--- Data entries ---
===============

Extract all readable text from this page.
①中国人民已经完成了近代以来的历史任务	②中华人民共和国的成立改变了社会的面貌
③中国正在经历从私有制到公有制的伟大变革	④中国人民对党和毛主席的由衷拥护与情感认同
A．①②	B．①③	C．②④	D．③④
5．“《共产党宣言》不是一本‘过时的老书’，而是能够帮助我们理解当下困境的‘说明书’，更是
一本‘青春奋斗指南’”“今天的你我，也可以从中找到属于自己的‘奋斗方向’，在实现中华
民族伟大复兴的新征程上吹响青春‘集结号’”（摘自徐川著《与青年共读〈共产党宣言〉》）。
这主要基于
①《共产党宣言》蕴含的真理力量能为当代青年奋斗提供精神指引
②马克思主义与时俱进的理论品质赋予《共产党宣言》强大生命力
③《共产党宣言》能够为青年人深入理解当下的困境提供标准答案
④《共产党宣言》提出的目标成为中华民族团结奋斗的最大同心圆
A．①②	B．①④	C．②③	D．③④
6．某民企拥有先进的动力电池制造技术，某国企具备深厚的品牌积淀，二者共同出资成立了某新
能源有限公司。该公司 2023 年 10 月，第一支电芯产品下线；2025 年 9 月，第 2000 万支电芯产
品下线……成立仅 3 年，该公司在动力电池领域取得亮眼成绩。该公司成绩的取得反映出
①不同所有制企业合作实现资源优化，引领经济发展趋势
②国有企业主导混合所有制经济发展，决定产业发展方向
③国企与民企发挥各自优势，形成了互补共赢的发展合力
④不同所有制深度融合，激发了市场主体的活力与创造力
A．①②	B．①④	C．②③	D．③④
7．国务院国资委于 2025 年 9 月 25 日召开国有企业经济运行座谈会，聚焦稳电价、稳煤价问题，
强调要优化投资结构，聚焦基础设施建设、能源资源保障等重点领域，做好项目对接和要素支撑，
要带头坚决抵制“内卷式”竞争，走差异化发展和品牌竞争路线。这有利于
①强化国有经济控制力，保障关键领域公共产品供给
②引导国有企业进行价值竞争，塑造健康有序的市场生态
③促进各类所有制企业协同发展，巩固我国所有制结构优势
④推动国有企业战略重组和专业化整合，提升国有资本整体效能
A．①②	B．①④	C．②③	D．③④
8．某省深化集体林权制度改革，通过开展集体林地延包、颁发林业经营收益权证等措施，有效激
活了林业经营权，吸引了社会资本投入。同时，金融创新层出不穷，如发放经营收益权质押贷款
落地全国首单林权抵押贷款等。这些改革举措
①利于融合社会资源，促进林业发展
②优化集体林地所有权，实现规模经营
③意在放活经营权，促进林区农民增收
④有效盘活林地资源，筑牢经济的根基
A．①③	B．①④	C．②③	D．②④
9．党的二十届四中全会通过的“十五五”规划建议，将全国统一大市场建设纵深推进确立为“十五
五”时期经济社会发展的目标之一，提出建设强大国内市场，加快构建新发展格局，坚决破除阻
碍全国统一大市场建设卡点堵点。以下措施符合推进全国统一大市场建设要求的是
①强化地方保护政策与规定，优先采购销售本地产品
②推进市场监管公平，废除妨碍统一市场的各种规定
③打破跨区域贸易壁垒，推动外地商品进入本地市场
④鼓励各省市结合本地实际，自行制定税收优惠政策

===============

--- THE PROBLEM ---
Give the number of lines in the entries that hold the word "共产党宣言", and nothing else.

--- WRITTEN ANSWER ---
6